§ **Task instructions**
Copy the data that follows, character for character, minus the pictures.

§ **Data supplied**
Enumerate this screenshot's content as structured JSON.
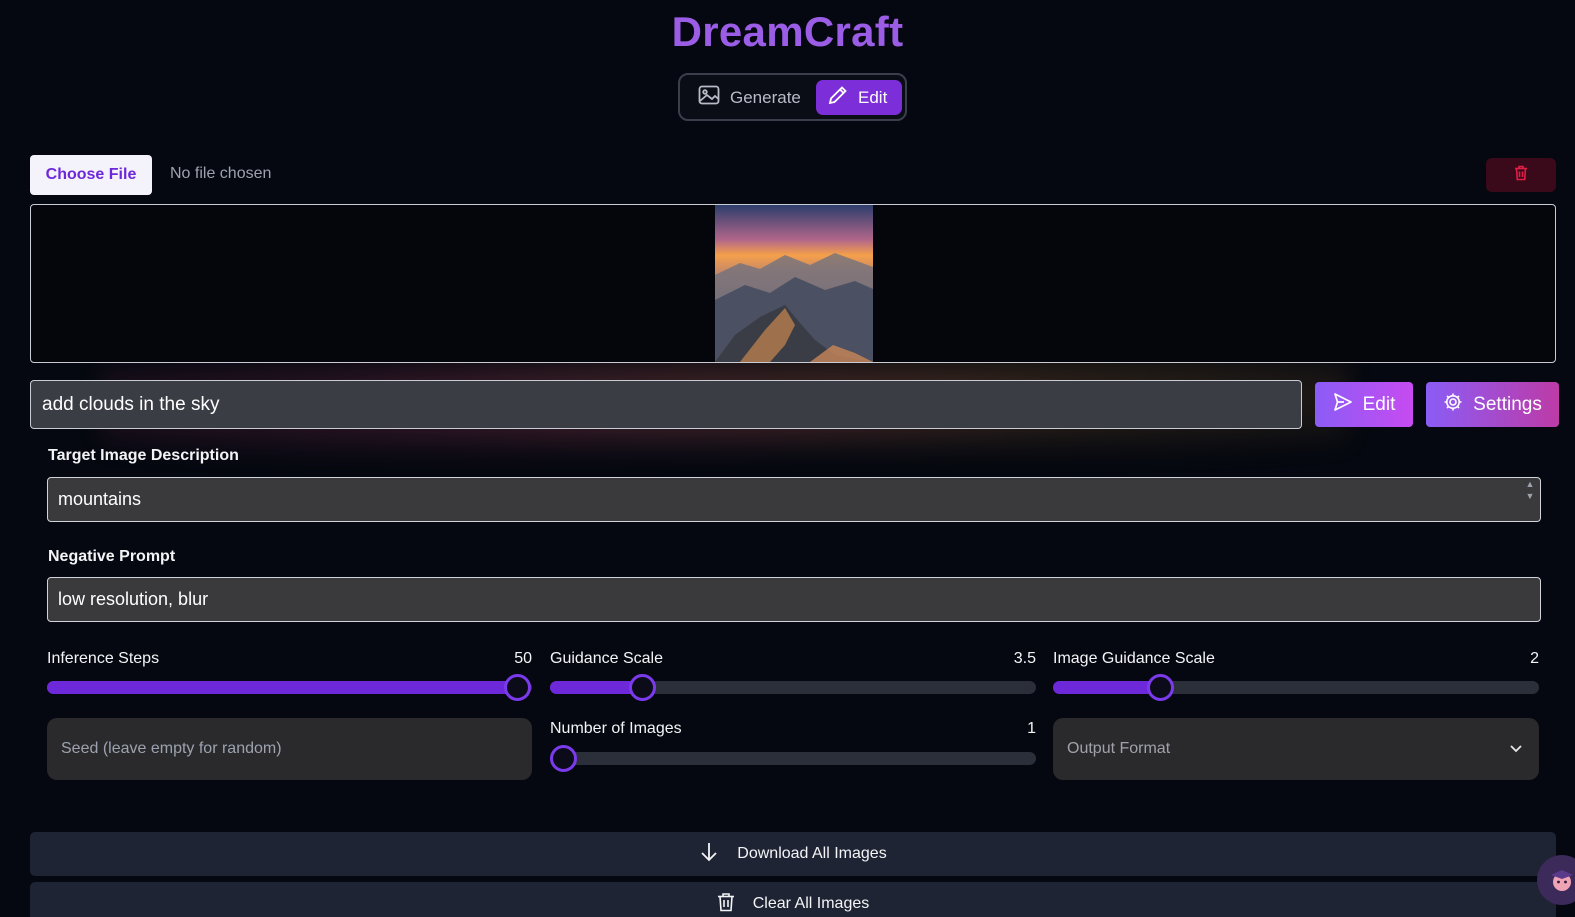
{
  "app": {
    "title": "DreamCraft"
  },
  "mode_switch": {
    "generate_label": "Generate",
    "edit_label": "Edit",
    "active": "Edit"
  },
  "file": {
    "choose_label": "Choose File",
    "status": "No file chosen"
  },
  "prompt": {
    "value": "add clouds in the sky",
    "edit_button": "Edit",
    "settings_button": "Settings"
  },
  "settings": {
    "target_label": "Target Image Description",
    "target_value": "mountains",
    "negative_label": "Negative Prompt",
    "negative_value": "low resolution, blur",
    "sliders": {
      "inference_steps": {
        "label": "Inference Steps",
        "value": "50",
        "fraction": 0.97
      },
      "guidance_scale": {
        "label": "Guidance Scale",
        "value": "3.5",
        "fraction": 0.19
      },
      "image_guidance_scale": {
        "label": "Image Guidance Scale",
        "value": "2",
        "fraction": 0.22
      },
      "number_of_images": {
        "label": "Number of Images",
        "value": "1",
        "fraction": 0.0
      }
    },
    "seed_placeholder": "Seed (leave empty for random)",
    "output_format_placeholder": "Output Format"
  },
  "actions": {
    "download_all": "Download All Images",
    "clear_all": "Clear All Images"
  },
  "colors": {
    "accent": "#7c2fd8",
    "title": "#9b5de5",
    "background": "#050810"
  },
  "icons": {
    "generate": "image-icon",
    "edit": "pencil-icon",
    "delete": "trash-icon",
    "send": "send-icon",
    "settings": "gear-icon",
    "download": "arrow-down-icon",
    "clear": "trash-icon",
    "select": "chevron-down-icon"
  }
}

§ **Result of the task**
Enumerate this screenshot's content as structured JSON.
{
  "app": {
    "title": "DreamCraft"
  },
  "mode_switch": {
    "generate_label": "Generate",
    "edit_label": "Edit",
    "active": "Edit"
  },
  "file": {
    "choose_label": "Choose File",
    "status": "No file chosen"
  },
  "prompt": {
    "value": "add clouds in the sky",
    "edit_button": "Edit",
    "settings_button": "Settings"
  },
  "settings": {
    "target_label": "Target Image Description",
    "target_value": "mountains",
    "negative_label": "Negative Prompt",
    "negative_value": "low resolution, blur",
    "sliders": {
      "inference_steps": {
        "label": "Inference Steps",
        "value": "50",
        "fraction": 0.97
      },
      "guidance_scale": {
        "label": "Guidance Scale",
        "value": "3.5",
        "fraction": 0.19
      },
      "image_guidance_scale": {
        "label": "Image Guidance Scale",
        "value": "2",
        "fraction": 0.22
      },
      "number_of_images": {
        "label": "Number of Images",
        "value": "1",
        "fraction": 0.0
      }
    },
    "seed_placeholder": "Seed (leave empty for random)",
    "output_format_placeholder": "Output Format"
  },
  "actions": {
    "download_all": "Download All Images",
    "clear_all": "Clear All Images"
  },
  "colors": {
    "accent": "#7c2fd8",
    "title": "#9b5de5",
    "background": "#050810"
  },
  "icons": {
    "generate": "image-icon",
    "edit": "pencil-icon",
    "delete": "trash-icon",
    "send": "send-icon",
    "settings": "gear-icon",
    "download": "arrow-down-icon",
    "clear": "trash-icon",
    "select": "chevron-down-icon"
  }
}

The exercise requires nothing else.